§ SOURCE DATA
****************************************
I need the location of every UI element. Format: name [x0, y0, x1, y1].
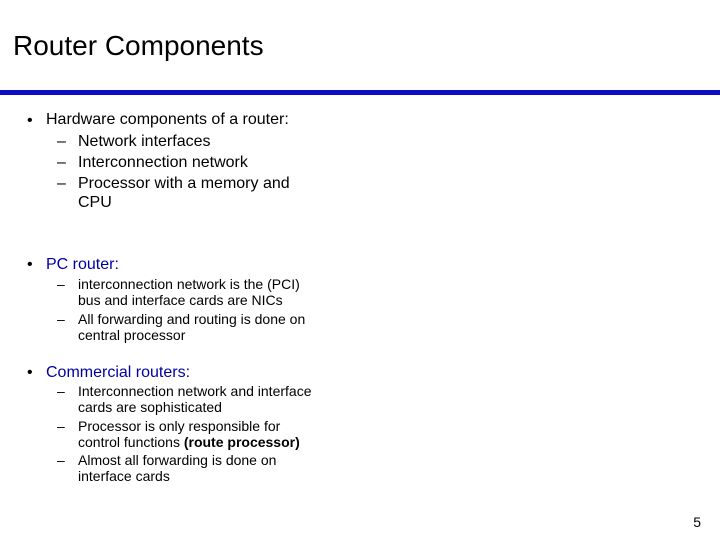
list-item-text: cards are sophisticated — [78, 399, 222, 415]
list-item-text: control functions — [78, 434, 184, 450]
slide-title: Router Components — [13, 30, 264, 61]
list-item-text-line — [78, 434, 300, 450]
dash-marker: – — [57, 311, 65, 327]
list-item-text: Network interfaces — [78, 133, 211, 150]
list-item-text: Interconnection network — [78, 154, 248, 171]
dash-marker: – — [57, 276, 65, 292]
list-item-text: interconnection network is the (PCI) — [78, 276, 300, 292]
list-item-text: Processor is only responsible for — [78, 418, 281, 434]
page-number: 5 — [693, 514, 701, 530]
list-item-text: Processor with a memory and — [78, 175, 290, 192]
route-processor-emphasis: (route processor) — [183, 434, 300, 450]
list-item-text: bus and interface cards are NICs — [78, 292, 283, 308]
list-item-text: central processor — [78, 327, 186, 343]
bullet-marker: • — [27, 364, 33, 381]
list-item-text: interface cards — [78, 468, 170, 484]
dash-marker: – — [57, 154, 66, 171]
list-item-text: Almost all forwarding is done on — [78, 452, 277, 468]
list-item-text: CPU — [78, 194, 112, 211]
dash-marker: – — [57, 133, 66, 150]
bullet-marker: • — [27, 112, 33, 129]
list-item-text: All forwarding and routing is done on — [78, 311, 306, 327]
bullet-marker: • — [27, 256, 33, 273]
title-divider — [0, 90, 720, 95]
dash-marker: – — [57, 175, 66, 192]
dash-marker: – — [57, 383, 65, 399]
section-heading-hardware: Hardware components of a router: — [46, 111, 289, 128]
section-heading-pc-router: PC router: — [46, 256, 119, 273]
dash-marker: – — [57, 452, 65, 468]
section-heading-commercial-routers: Commercial routers: — [46, 364, 191, 381]
list-item-text: Interconnection network and interface — [78, 383, 312, 399]
dash-marker: – — [57, 418, 65, 434]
****************************************
§ SET EXERCISE
Rewrite the entries from the line with "list-item-text: cards are" up to and including the line with "dash-marker: – — [57, 311, 65, 327]", swapping "control" for "management" and leaving all else as it stands.

§ OUTPUT OF THE TASK
list-item-text: cards are sophisticated — [78, 399, 222, 415]
list-item-text: management functions — [78, 434, 184, 450]
slide-title: Router Components — [13, 30, 264, 61]
list-item-text-line — [78, 434, 300, 450]
dash-marker: – — [57, 311, 65, 327]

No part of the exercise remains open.